» **The request**
Reproduce all the lines below exactly and omit the images.

--- START Recorded data ---

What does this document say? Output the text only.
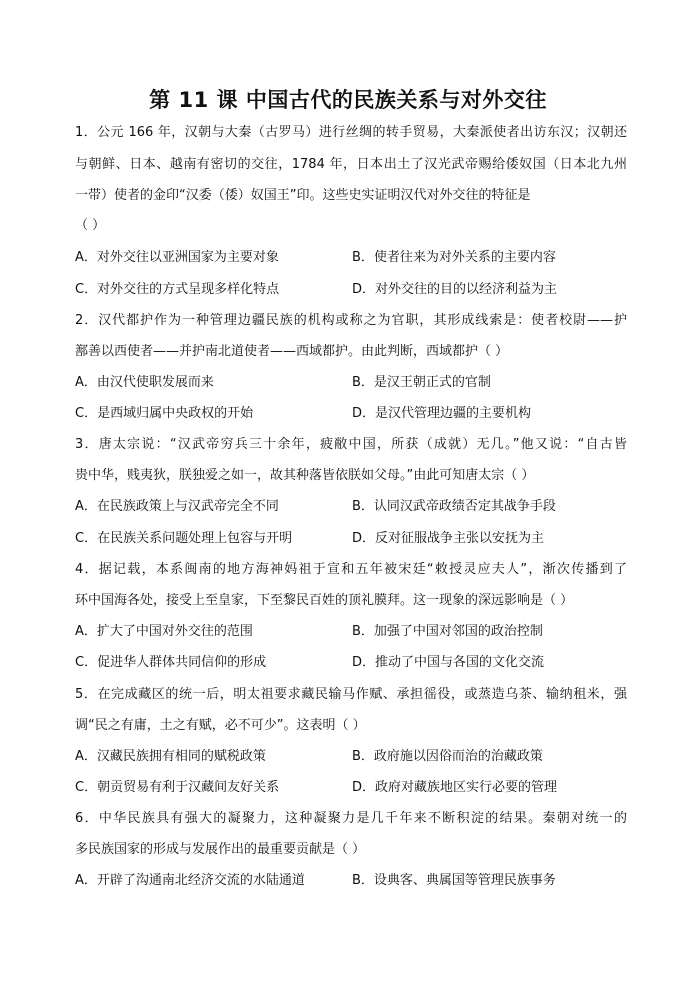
第 11 课 中国古代的民族关系与对外交往
1．公元 166 年，汉朝与大秦（古罗马）进行丝绸的转手贸易，大秦派使者出访东汉；汉朝还
与朝鲜、日本、越南有密切的交往，1784 年，日本出土了汉光武帝赐给倭奴国（日本北九州
一带）使者的金印“汉委（倭）奴国王”印。这些史实证明汉代对外交往的特征是
（ ）
A．对外交往以亚洲国家为主要对象	B．使者往来为对外关系的主要内容
C．对外交往的方式呈现多样化特点	D．对外交往的目的以经济利益为主
2．汉代都护作为一种管理边疆民族的机构或称之为官职，其形成线索是：使者校尉——护
鄯善以西使者——并护南北道使者——西域都护。由此判断，西域都护（ ）
A．由汉代使职发展而来	B．是汉王朝正式的官制
C．是西域归属中央政权的开始	D．是汉代管理边疆的主要机构
3．唐太宗说：“汉武帝穷兵三十余年，疲敝中国，所获（成就）无几。”他又说：“自古皆
贵中华，贱夷狄，朕独爱之如一，故其种落皆依朕如父母。”由此可知唐太宗（ ）
A．在民族政策上与汉武帝完全不同	B．认同汉武帝政绩否定其战争手段
C．在民族关系问题处理上包容与开明	D．反对征服战争主张以安抚为主
4．据记载，本系闽南的地方海神妈祖于宣和五年被宋廷“敕授灵应夫人”，渐次传播到了
环中国海各处，接受上至皇家，下至黎民百姓的顶礼膜拜。这一现象的深远影响是（ ）
A．扩大了中国对外交往的范围	B．加强了中国对邻国的政治控制
C．促进华人群体共同信仰的形成	D．推动了中国与各国的文化交流
5．在完成藏区的统一后，明太祖要求藏民输马作赋、承担徭役，或蒸造乌茶、输纳租米，强
调“民之有庸，土之有赋，必不可少”。这表明（ ）
A．汉藏民族拥有相同的赋税政策	B．政府施以因俗而治的治藏政策
C．朝贡贸易有利于汉藏间友好关系	D．政府对藏族地区实行必要的管理
6．中华民族具有强大的凝聚力，这种凝聚力是几千年来不断积淀的结果。秦朝对统一的
多民族国家的形成与发展作出的最重要贡献是（ ）
A．开辟了沟通南北经济交流的水陆通道	B．设典客、典属国等管理民族事务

--- END Recorded data ---

» **Written response**
What does this document say? Output the text only.
第 11 课 中国古代的民族关系与对外交往
1．公元 166 年，汉朝与大秦（古罗马）进行丝绸的转手贸易，大秦派使者出访东汉；汉朝还
与朝鲜、日本、越南有密切的交往，1784 年，日本出土了汉光武帝赐给倭奴国（日本北九州
一带）使者的金印“汉委（倭）奴国王”印。这些史实证明汉代对外交往的特征是
（ ）
A．对外交往以亚洲国家为主要对象	B．使者往来为对外关系的主要内容
C．对外交往的方式呈现多样化特点	D．对外交往的目的以经济利益为主
2．汉代都护作为一种管理边疆民族的机构或称之为官职，其形成线索是：使者校尉——护
鄯善以西使者——并护南北道使者——西域都护。由此判断，西域都护（ ）
A．由汉代使职发展而来	B．是汉王朝正式的官制
C．是西域归属中央政权的开始	D．是汉代管理边疆的主要机构
3．唐太宗说：“汉武帝穷兵三十余年，疲敝中国，所获（成就）无几。”他又说：“自古皆
贵中华，贱夷狄，朕独爱之如一，故其种落皆依朕如父母。”由此可知唐太宗（ ）
A．在民族政策上与汉武帝完全不同	B．认同汉武帝政绩否定其战争手段
C．在民族关系问题处理上包容与开明	D．反对征服战争主张以安抚为主
4．据记载，本系闽南的地方海神妈祖于宣和五年被宋廷“敕授灵应夫人”，渐次传播到了
环中国海各处，接受上至皇家，下至黎民百姓的顶礼膜拜。这一现象的深远影响是（ ）
A．扩大了中国对外交往的范围	B．加强了中国对邻国的政治控制
C．促进华人群体共同信仰的形成	D．推动了中国与各国的文化交流
5．在完成藏区的统一后，明太祖要求藏民输马作赋、承担徭役，或蒸造乌茶、输纳租米，强
调“民之有庸，土之有赋，必不可少”。这表明（ ）
A．汉藏民族拥有相同的赋税政策	B．政府施以因俗而治的治藏政策
C．朝贡贸易有利于汉藏间友好关系	D．政府对藏族地区实行必要的管理
6．中华民族具有强大的凝聚力，这种凝聚力是几千年来不断积淀的结果。秦朝对统一的
多民族国家的形成与发展作出的最重要贡献是（ ）
A．开辟了沟通南北经济交流的水陆通道	B．设典客、典属国等管理民族事务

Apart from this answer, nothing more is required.